> **Records contained in a dataset**
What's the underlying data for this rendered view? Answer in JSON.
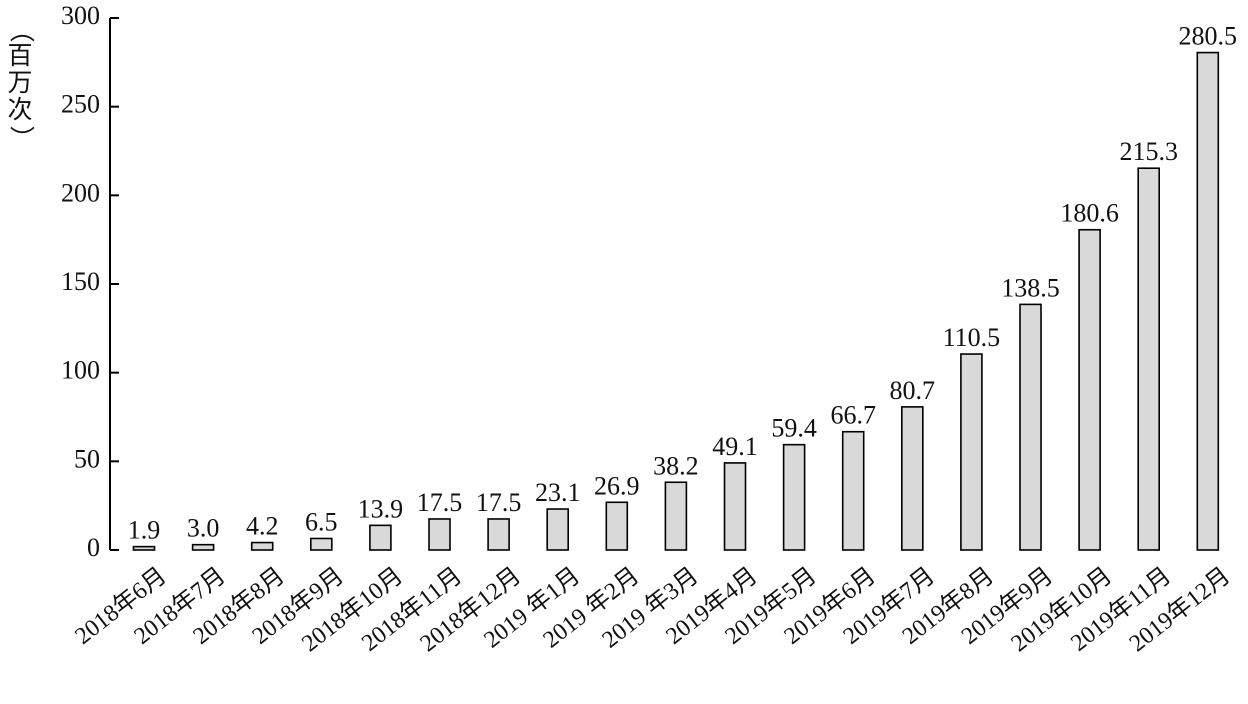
{
  "chart_data": {
    "type": "bar",
    "ylabel": [
      "（",
      "百",
      "万",
      "次",
      "）"
    ],
    "ylim": [
      0,
      300
    ],
    "yticks": [
      0,
      50,
      100,
      150,
      200,
      250,
      300
    ],
    "categories": [
      "2018年6月",
      "2018年7月",
      "2018年8月",
      "2018年9月",
      "2018年10月",
      "2018年11月",
      "2018年12月",
      "2019 年1月",
      "2019 年2月",
      "2019 年3月",
      "2019年4月",
      "2019年5月",
      "2019年6月",
      "2019年7月",
      "2019年8月",
      "2019年9月",
      "2019年10月",
      "2019年11月",
      "2019年12月"
    ],
    "values": [
      1.9,
      3.0,
      4.2,
      6.5,
      13.9,
      17.5,
      17.5,
      23.1,
      26.9,
      38.2,
      49.1,
      59.4,
      66.7,
      80.7,
      110.5,
      138.5,
      180.6,
      215.3,
      280.5
    ],
    "labels": [
      "1.9",
      "3.0",
      "4.2",
      "6.5",
      "13.9",
      "17.5",
      "17.5",
      "23.1",
      "26.9",
      "38.2",
      "49.1",
      "59.4",
      "66.7",
      "80.7",
      "110.5",
      "138.5",
      "180.6",
      "215.3",
      "280.5"
    ],
    "bar_color": "#d9d9d9",
    "bar_stroke": "#000000",
    "grid": false,
    "legend": "none"
  }
}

> **Direction**
Print out the material word for word, omitting the pictures.

> **Solution for this problem**
What's the underlying data for this rendered view? Answer in JSON.
{
  "chart_data": {
    "type": "bar",
    "ylabel": [
      "（",
      "百",
      "万",
      "次",
      "）"
    ],
    "ylim": [
      0,
      300
    ],
    "yticks": [
      0,
      50,
      100,
      150,
      200,
      250,
      300
    ],
    "categories": [
      "2018年6月",
      "2018年7月",
      "2018年8月",
      "2018年9月",
      "2018年10月",
      "2018年11月",
      "2018年12月",
      "2019 年1月",
      "2019 年2月",
      "2019 年3月",
      "2019年4月",
      "2019年5月",
      "2019年6月",
      "2019年7月",
      "2019年8月",
      "2019年9月",
      "2019年10月",
      "2019年11月",
      "2019年12月"
    ],
    "values": [
      1.9,
      3.0,
      4.2,
      6.5,
      13.9,
      17.5,
      17.5,
      23.1,
      26.9,
      38.2,
      49.1,
      59.4,
      66.7,
      80.7,
      110.5,
      138.5,
      180.6,
      215.3,
      280.5
    ],
    "labels": [
      "1.9",
      "3.0",
      "4.2",
      "6.5",
      "13.9",
      "17.5",
      "17.5",
      "23.1",
      "26.9",
      "38.2",
      "49.1",
      "59.4",
      "66.7",
      "80.7",
      "110.5",
      "138.5",
      "180.6",
      "215.3",
      "280.5"
    ],
    "bar_color": "#d9d9d9",
    "bar_stroke": "#000000",
    "grid": false,
    "legend": "none"
  }
}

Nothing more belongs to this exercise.